Look for "开始恢复" in each line of the entries, and return the matching lines.
****************************************
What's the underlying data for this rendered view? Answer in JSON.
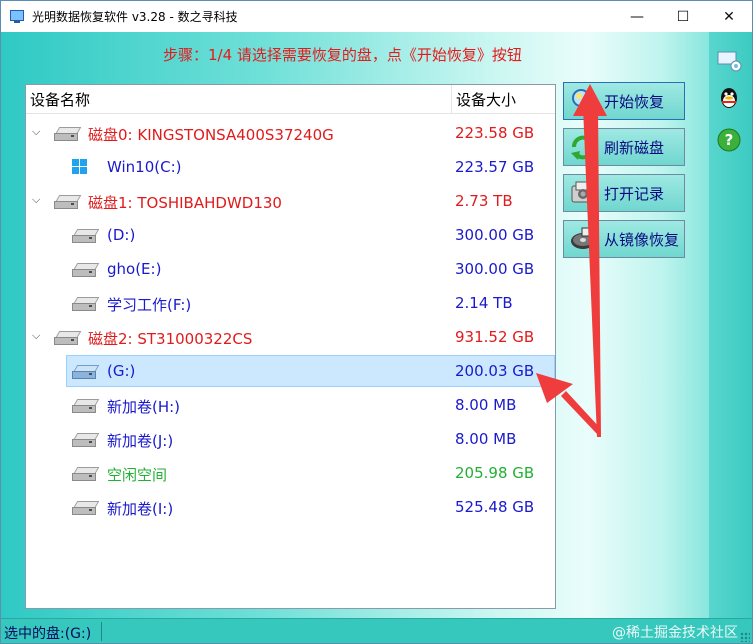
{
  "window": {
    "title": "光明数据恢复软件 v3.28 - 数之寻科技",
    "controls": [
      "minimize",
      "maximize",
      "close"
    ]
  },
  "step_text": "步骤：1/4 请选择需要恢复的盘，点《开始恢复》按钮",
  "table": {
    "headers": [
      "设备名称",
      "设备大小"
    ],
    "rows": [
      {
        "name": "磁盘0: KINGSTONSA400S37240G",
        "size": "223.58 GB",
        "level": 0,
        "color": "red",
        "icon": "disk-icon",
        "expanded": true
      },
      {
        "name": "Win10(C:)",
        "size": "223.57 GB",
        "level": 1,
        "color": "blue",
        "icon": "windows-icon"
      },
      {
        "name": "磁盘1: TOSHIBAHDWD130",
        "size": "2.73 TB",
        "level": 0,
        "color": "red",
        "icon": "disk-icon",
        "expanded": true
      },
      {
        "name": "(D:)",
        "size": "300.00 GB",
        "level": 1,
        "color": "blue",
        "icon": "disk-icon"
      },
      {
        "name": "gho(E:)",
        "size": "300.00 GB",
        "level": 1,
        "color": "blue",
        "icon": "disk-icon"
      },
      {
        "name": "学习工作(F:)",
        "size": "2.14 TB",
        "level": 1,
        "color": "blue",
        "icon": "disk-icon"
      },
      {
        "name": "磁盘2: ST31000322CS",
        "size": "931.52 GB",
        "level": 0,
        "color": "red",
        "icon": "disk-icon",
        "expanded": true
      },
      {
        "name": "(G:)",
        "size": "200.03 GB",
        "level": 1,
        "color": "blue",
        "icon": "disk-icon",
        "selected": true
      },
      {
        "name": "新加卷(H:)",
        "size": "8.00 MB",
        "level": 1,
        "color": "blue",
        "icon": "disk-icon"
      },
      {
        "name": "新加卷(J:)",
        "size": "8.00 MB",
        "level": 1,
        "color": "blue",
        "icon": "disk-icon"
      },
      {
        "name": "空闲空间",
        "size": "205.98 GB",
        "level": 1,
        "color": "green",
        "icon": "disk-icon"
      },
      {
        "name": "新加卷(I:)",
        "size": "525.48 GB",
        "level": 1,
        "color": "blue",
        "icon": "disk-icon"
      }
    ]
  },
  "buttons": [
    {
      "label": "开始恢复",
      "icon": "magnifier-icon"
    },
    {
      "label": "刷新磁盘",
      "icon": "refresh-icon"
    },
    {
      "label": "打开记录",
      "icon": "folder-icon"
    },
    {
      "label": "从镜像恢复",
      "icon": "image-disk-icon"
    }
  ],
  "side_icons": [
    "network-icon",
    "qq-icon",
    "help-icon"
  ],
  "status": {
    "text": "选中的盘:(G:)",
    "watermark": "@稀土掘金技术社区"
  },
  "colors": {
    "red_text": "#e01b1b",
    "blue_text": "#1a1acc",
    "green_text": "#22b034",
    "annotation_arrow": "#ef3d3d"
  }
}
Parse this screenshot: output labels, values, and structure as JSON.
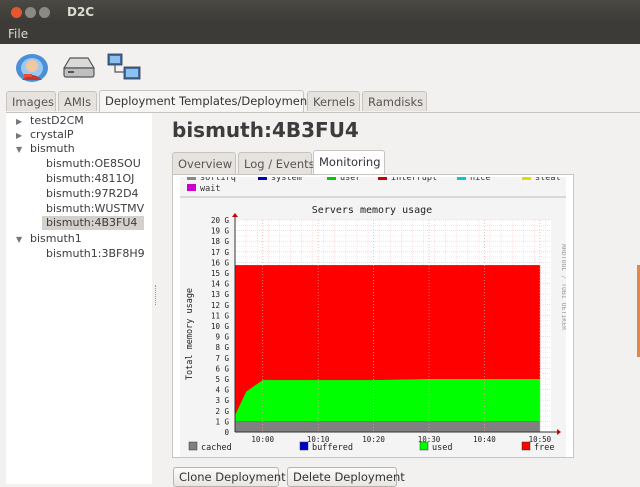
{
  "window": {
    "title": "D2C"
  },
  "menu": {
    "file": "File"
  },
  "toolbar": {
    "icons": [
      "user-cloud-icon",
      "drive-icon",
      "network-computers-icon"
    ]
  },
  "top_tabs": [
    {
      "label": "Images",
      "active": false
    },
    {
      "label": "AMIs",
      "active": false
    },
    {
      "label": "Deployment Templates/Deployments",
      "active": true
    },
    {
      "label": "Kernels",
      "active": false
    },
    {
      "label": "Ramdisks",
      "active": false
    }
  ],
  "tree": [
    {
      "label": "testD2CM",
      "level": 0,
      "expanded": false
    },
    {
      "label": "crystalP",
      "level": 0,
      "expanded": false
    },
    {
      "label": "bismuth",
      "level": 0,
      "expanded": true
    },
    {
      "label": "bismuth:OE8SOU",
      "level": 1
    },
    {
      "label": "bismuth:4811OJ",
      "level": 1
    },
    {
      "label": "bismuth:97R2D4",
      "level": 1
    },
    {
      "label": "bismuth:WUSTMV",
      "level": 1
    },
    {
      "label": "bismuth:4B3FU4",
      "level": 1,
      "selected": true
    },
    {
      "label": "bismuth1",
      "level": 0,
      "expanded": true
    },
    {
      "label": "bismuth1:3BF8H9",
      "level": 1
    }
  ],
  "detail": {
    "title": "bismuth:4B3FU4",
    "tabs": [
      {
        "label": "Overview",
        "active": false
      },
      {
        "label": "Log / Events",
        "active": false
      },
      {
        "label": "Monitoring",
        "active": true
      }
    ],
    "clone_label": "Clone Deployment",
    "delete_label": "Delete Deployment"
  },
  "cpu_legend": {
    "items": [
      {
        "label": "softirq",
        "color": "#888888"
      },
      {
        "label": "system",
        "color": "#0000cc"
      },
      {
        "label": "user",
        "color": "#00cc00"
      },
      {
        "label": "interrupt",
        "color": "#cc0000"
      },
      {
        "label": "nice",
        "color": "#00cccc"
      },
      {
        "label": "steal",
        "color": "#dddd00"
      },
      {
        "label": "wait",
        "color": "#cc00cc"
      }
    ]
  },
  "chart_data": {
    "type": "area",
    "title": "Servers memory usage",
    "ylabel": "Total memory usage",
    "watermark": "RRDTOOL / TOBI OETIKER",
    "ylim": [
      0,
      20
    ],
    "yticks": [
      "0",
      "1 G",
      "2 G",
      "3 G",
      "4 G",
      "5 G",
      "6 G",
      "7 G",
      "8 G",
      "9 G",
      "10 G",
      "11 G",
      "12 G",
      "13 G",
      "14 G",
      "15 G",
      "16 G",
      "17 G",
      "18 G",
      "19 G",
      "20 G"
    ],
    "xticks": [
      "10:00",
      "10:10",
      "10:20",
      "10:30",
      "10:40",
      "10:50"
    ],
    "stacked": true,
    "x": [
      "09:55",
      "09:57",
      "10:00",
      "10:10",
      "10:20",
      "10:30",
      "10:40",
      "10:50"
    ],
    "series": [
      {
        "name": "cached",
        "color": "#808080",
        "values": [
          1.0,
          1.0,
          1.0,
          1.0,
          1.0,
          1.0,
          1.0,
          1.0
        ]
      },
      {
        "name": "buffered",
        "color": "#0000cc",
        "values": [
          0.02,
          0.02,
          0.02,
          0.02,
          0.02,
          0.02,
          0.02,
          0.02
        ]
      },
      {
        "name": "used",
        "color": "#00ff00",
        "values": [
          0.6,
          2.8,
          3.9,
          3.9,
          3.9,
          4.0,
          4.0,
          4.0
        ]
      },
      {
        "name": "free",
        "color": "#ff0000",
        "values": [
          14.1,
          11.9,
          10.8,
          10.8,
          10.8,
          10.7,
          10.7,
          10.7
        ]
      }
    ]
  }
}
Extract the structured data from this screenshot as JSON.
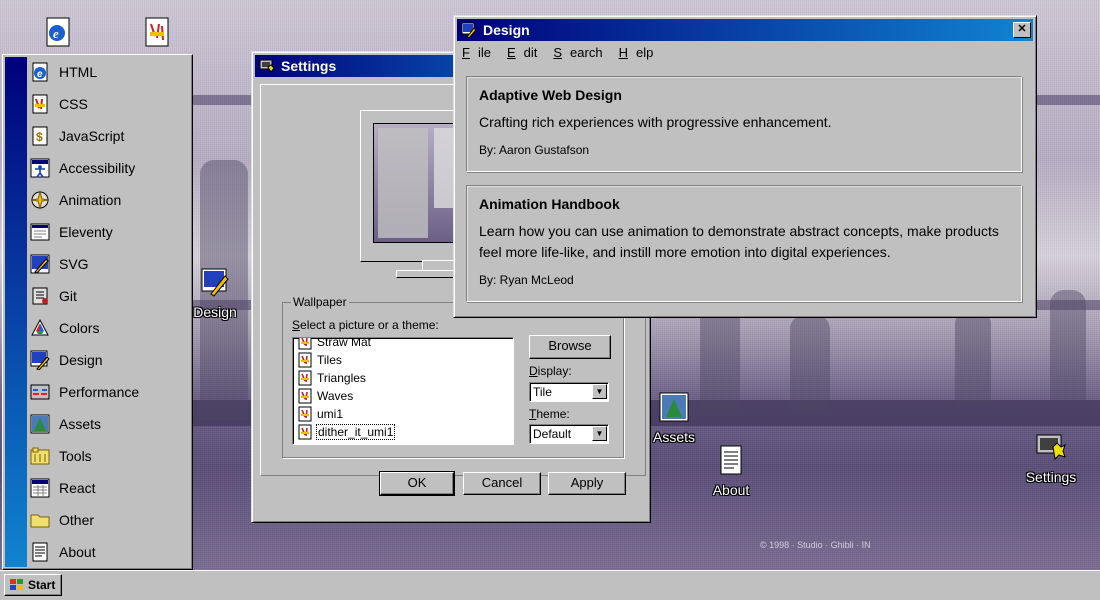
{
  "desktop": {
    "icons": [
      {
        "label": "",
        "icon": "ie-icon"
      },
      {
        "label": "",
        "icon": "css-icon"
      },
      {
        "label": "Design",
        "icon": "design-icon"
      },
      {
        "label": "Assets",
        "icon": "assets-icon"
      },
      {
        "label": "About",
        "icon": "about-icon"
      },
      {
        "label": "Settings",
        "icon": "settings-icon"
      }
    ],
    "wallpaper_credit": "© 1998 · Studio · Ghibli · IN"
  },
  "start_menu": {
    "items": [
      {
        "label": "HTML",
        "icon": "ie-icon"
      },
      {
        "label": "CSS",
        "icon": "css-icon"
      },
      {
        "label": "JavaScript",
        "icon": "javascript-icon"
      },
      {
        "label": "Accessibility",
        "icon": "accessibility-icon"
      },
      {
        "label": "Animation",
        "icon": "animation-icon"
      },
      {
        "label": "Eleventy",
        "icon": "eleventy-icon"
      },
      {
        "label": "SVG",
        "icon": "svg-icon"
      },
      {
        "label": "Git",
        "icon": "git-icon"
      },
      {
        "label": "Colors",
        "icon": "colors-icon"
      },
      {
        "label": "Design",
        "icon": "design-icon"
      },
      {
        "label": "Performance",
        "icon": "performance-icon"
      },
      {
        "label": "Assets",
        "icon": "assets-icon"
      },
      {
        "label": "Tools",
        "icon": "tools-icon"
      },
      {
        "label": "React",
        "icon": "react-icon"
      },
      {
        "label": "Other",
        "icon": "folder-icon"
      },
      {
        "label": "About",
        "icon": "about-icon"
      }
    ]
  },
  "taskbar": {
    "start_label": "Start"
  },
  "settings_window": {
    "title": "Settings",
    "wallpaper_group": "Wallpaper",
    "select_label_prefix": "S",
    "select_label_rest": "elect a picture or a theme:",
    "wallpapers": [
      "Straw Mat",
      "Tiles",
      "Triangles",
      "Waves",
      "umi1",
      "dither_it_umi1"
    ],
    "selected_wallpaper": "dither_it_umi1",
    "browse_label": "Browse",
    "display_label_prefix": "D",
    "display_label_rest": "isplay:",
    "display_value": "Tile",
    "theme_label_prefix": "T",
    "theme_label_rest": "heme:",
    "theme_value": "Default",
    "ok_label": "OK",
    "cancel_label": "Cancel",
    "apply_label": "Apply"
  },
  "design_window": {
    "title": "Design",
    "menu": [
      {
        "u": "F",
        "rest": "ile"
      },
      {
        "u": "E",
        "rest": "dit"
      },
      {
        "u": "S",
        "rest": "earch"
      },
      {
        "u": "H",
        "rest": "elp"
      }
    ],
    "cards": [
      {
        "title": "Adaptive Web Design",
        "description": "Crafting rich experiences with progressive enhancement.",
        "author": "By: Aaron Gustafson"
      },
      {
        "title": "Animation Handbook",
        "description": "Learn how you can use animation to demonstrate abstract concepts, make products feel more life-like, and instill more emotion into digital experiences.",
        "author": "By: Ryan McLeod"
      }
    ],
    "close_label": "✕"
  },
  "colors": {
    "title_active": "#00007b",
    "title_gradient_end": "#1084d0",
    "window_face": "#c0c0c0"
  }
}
****************************************
--- Reply to the exercise ---
  "step_text": "步骤：1/4 请选择需要恢复的盘，点《开始恢复》按钮",
      "label": "开始恢复",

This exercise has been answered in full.